- _Given problem_
Reproduce every entry that follows word for word, but omit the images.

- _Stored items_

————

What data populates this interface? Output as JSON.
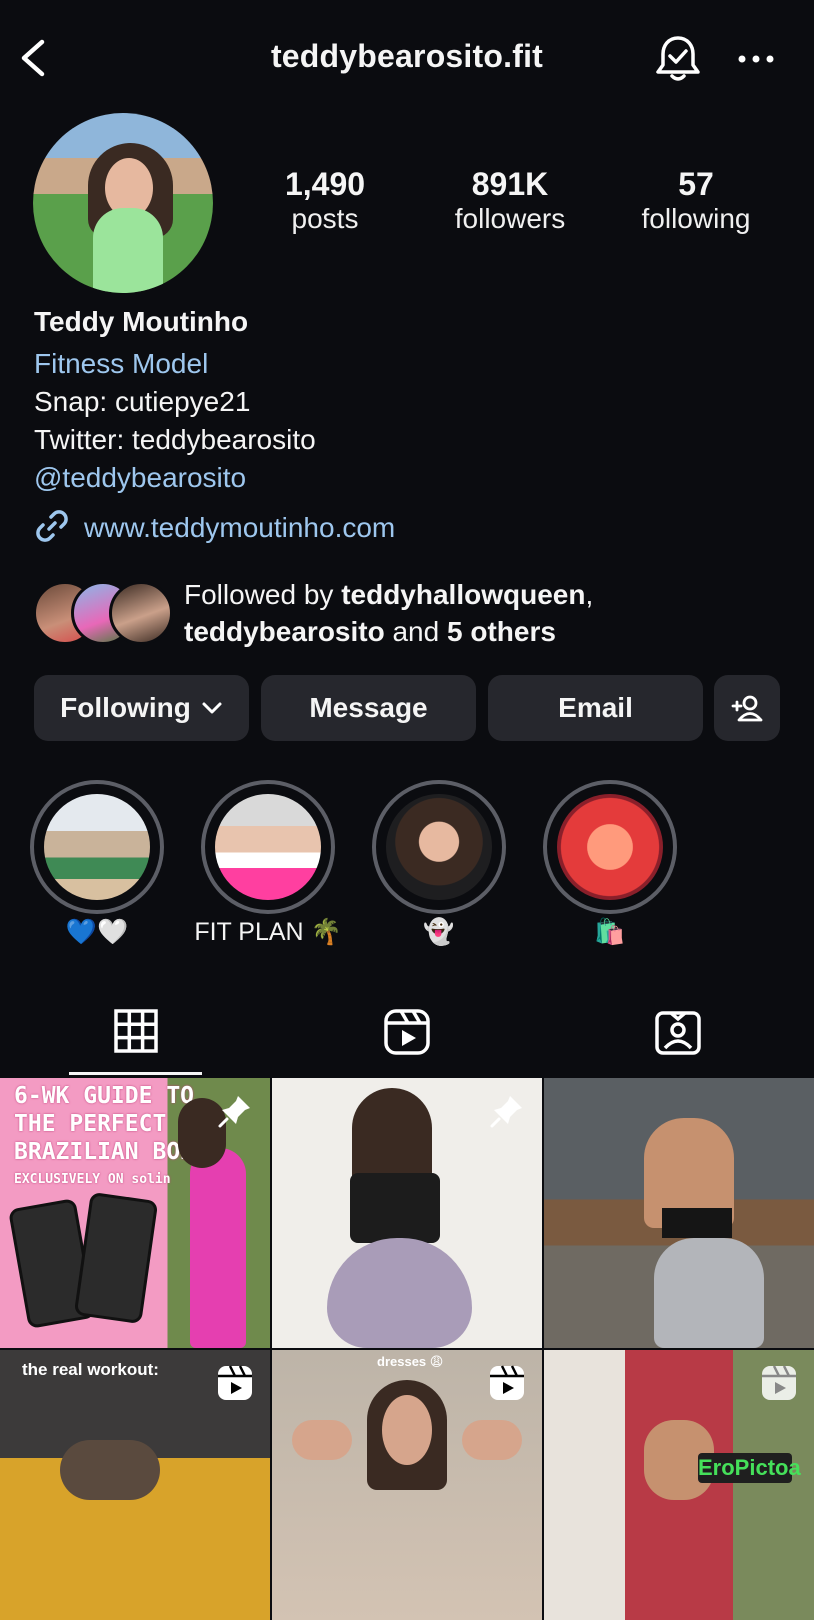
{
  "header": {
    "username": "teddybearosito.fit"
  },
  "stats": [
    {
      "value": "1,490",
      "label": "posts"
    },
    {
      "value": "891K",
      "label": "followers"
    },
    {
      "value": "57",
      "label": "following"
    }
  ],
  "bio": {
    "name": "Teddy Moutinho",
    "category": "Fitness Model",
    "line1": "Snap: cutiepye21",
    "line2": "Twitter: teddybearosito",
    "mention": "@teddybearosito",
    "link": "www.teddymoutinho.com"
  },
  "followed_by": {
    "prefix": "Followed by ",
    "user1": "teddyhallowqueen",
    "comma": ",",
    "user2": "teddybearosito",
    "and": " and ",
    "others": "5 others"
  },
  "actions": {
    "following": "Following",
    "message": "Message",
    "email": "Email"
  },
  "highlights": [
    {
      "label": "💙🤍"
    },
    {
      "label": "FIT PLAN 🌴"
    },
    {
      "label": "👻"
    },
    {
      "label": "🛍️"
    }
  ],
  "tabs": [
    "grid",
    "reels",
    "tagged"
  ],
  "posts": {
    "p1": {
      "line1": "6-WK GUIDE TO",
      "line2": "THE PERFECT",
      "line3": "BRAZILIAN BODY",
      "line4": "EXCLUSIVELY ON solin"
    },
    "p4": {
      "caption": "the real workout:"
    },
    "p5": {
      "caption": "dresses 😩"
    }
  },
  "watermark": "EroPictoa",
  "colors": {
    "background": "#0b0c10",
    "link": "#9ec7ee",
    "button": "#26272d"
  }
}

————

- _Solution for this exercise_
What data populates this interface? Output as JSON.
{
  "header": {
    "username": "teddybearosito.fit"
  },
  "stats": [
    {
      "value": "1,490",
      "label": "posts"
    },
    {
      "value": "891K",
      "label": "followers"
    },
    {
      "value": "57",
      "label": "following"
    }
  ],
  "bio": {
    "name": "Teddy Moutinho",
    "category": "Fitness Model",
    "line1": "Snap: cutiepye21",
    "line2": "Twitter: teddybearosito",
    "mention": "@teddybearosito",
    "link": "www.teddymoutinho.com"
  },
  "followed_by": {
    "prefix": "Followed by ",
    "user1": "teddyhallowqueen",
    "comma": ",",
    "user2": "teddybearosito",
    "and": " and ",
    "others": "5 others"
  },
  "actions": {
    "following": "Following",
    "message": "Message",
    "email": "Email"
  },
  "highlights": [
    {
      "label": "💙🤍"
    },
    {
      "label": "FIT PLAN 🌴"
    },
    {
      "label": "👻"
    },
    {
      "label": "🛍️"
    }
  ],
  "tabs": [
    "grid",
    "reels",
    "tagged"
  ],
  "posts": {
    "p1": {
      "line1": "6-WK GUIDE TO",
      "line2": "THE PERFECT",
      "line3": "BRAZILIAN BODY",
      "line4": "EXCLUSIVELY ON solin"
    },
    "p4": {
      "caption": "the real workout:"
    },
    "p5": {
      "caption": "dresses 😩"
    }
  },
  "watermark": "EroPictoa",
  "colors": {
    "background": "#0b0c10",
    "link": "#9ec7ee",
    "button": "#26272d"
  }
}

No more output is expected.